> **STATED EXERCISE**
Filter the records for lines holding the string "stop".

---------------

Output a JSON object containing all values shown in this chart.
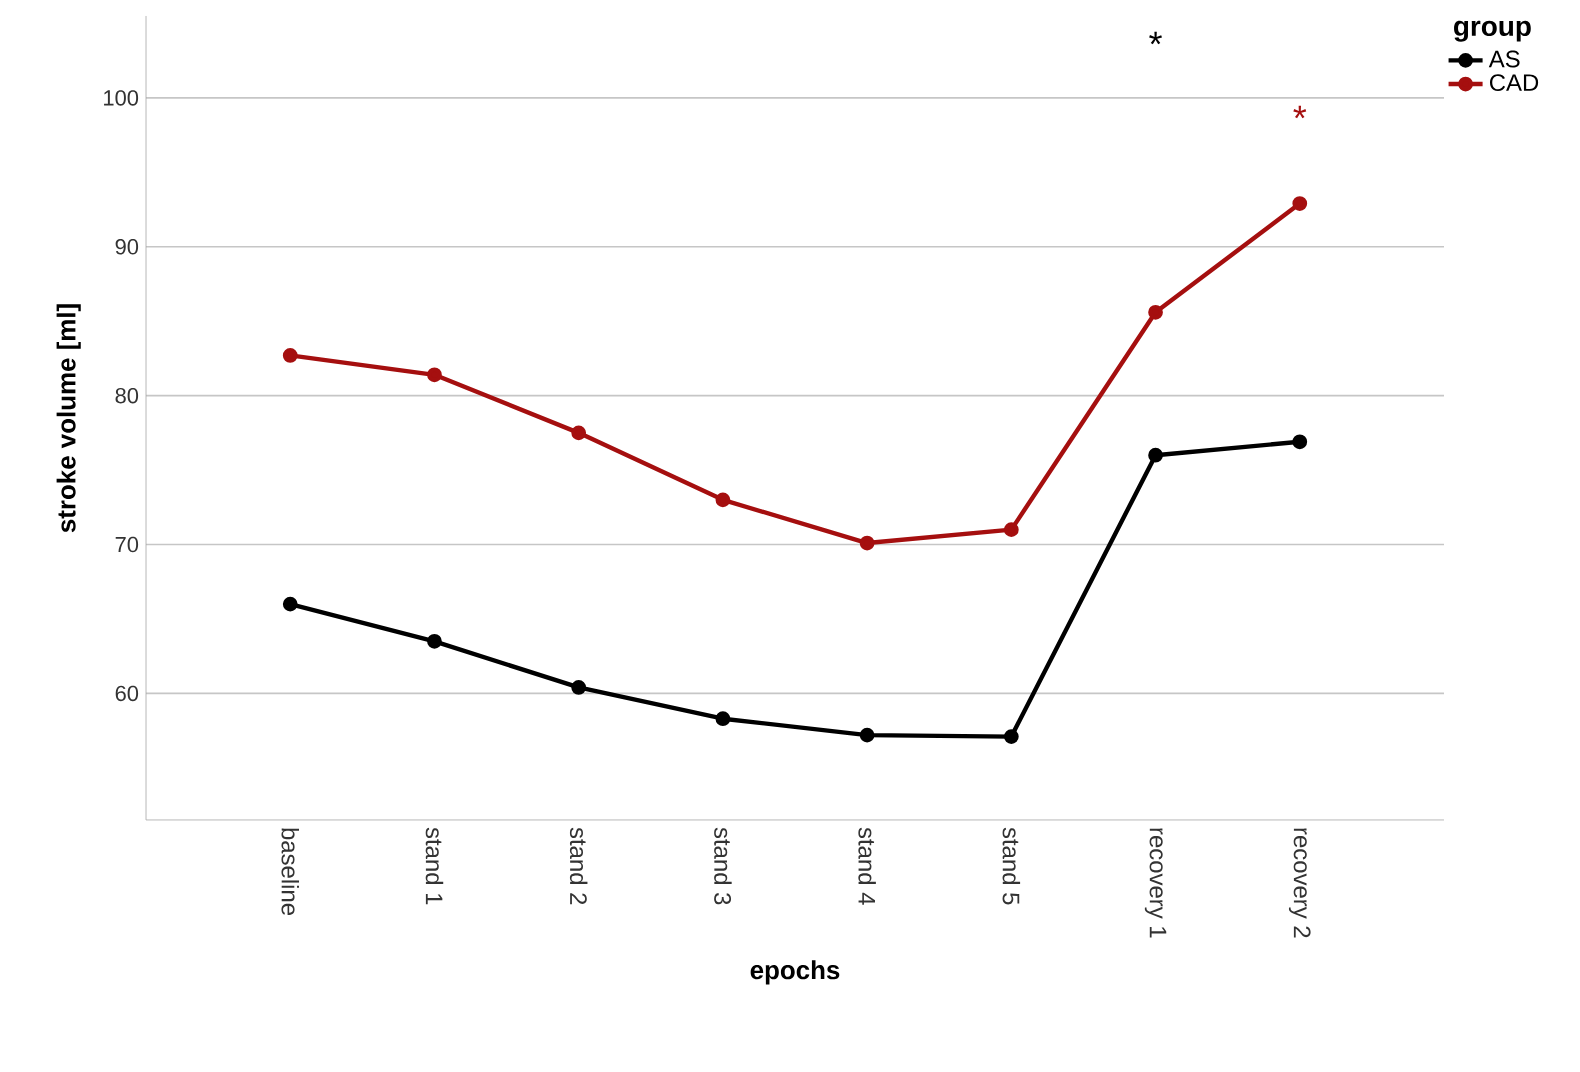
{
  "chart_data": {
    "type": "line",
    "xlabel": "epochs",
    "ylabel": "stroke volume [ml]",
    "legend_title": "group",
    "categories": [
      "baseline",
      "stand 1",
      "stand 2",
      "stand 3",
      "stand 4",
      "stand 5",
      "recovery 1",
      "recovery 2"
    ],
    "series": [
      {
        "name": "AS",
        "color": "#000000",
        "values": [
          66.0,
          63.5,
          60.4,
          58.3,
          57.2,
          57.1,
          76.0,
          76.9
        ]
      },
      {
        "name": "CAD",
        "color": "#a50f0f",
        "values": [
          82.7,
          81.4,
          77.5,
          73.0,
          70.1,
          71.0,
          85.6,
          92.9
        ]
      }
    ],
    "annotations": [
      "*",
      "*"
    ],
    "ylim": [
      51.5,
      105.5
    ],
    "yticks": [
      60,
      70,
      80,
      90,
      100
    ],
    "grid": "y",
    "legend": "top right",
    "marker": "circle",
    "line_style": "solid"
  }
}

---------------

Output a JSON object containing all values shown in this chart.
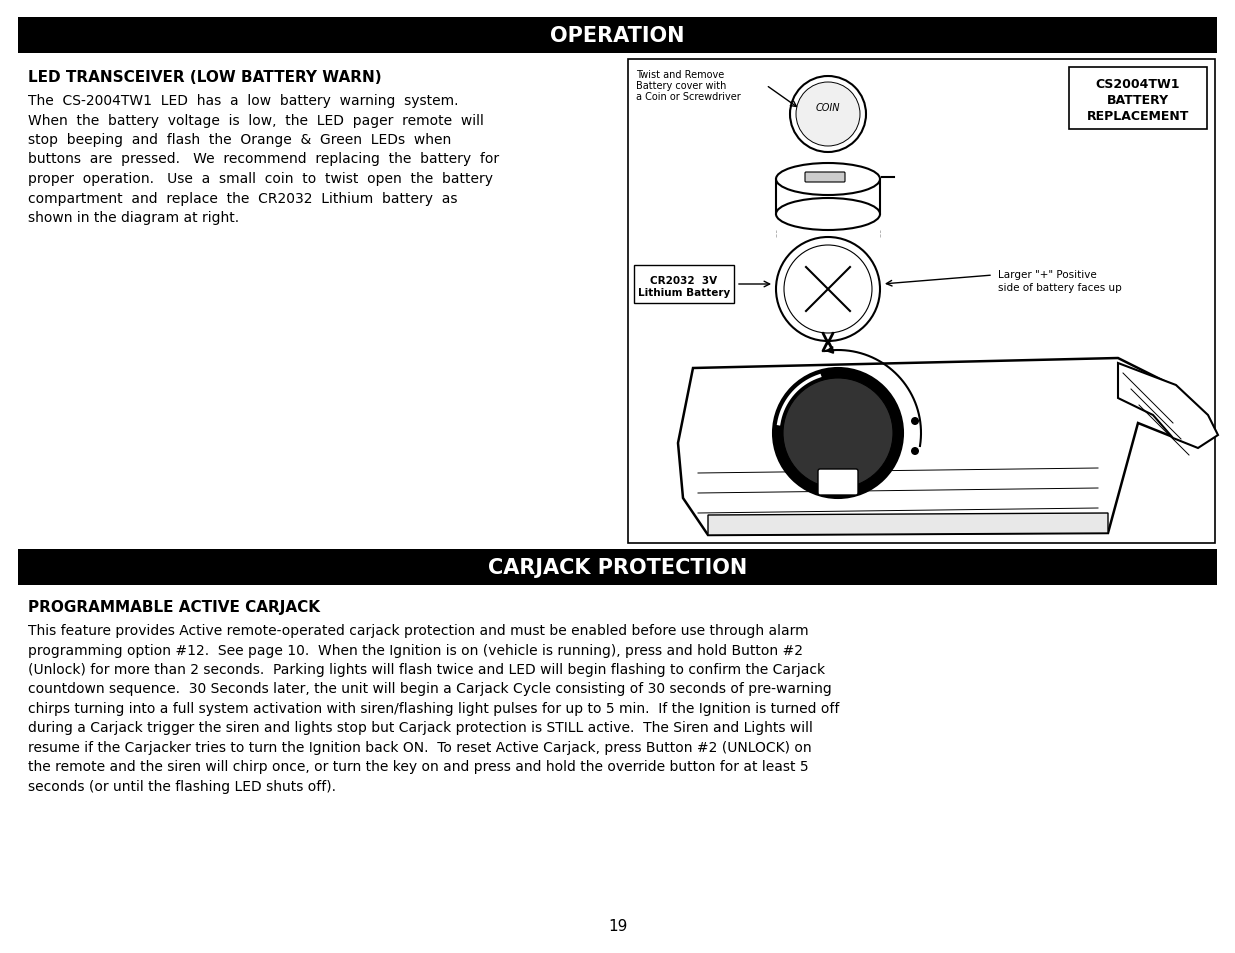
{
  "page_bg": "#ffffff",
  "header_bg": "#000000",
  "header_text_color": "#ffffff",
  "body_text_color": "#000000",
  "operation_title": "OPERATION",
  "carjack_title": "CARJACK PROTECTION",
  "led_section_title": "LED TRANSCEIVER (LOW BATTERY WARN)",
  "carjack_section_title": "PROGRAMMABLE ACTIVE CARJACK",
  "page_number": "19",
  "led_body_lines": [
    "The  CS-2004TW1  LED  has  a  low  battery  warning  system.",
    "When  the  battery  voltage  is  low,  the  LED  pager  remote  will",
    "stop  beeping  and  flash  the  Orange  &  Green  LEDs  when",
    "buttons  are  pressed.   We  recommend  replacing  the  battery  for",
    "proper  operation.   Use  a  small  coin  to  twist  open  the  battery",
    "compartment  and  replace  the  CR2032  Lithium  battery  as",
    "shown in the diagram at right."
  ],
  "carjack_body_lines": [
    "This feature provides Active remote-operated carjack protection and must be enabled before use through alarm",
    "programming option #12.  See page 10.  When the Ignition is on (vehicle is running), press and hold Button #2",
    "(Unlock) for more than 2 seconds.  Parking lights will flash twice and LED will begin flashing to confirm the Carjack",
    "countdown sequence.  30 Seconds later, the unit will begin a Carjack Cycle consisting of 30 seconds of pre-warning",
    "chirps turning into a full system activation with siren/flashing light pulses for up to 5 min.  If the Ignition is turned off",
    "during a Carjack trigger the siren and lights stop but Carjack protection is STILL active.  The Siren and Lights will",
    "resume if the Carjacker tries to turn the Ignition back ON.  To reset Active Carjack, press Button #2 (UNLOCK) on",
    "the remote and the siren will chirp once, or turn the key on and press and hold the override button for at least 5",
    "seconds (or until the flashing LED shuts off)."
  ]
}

---------------

> **ANSWER TO THIS PROBLEM**
    "stop  beeping  and  flash  the  Orange  &  Green  LEDs  when",
    "during a Carjack trigger the siren and lights stop but Carjack protection is STILL active.  The Siren and Lights will",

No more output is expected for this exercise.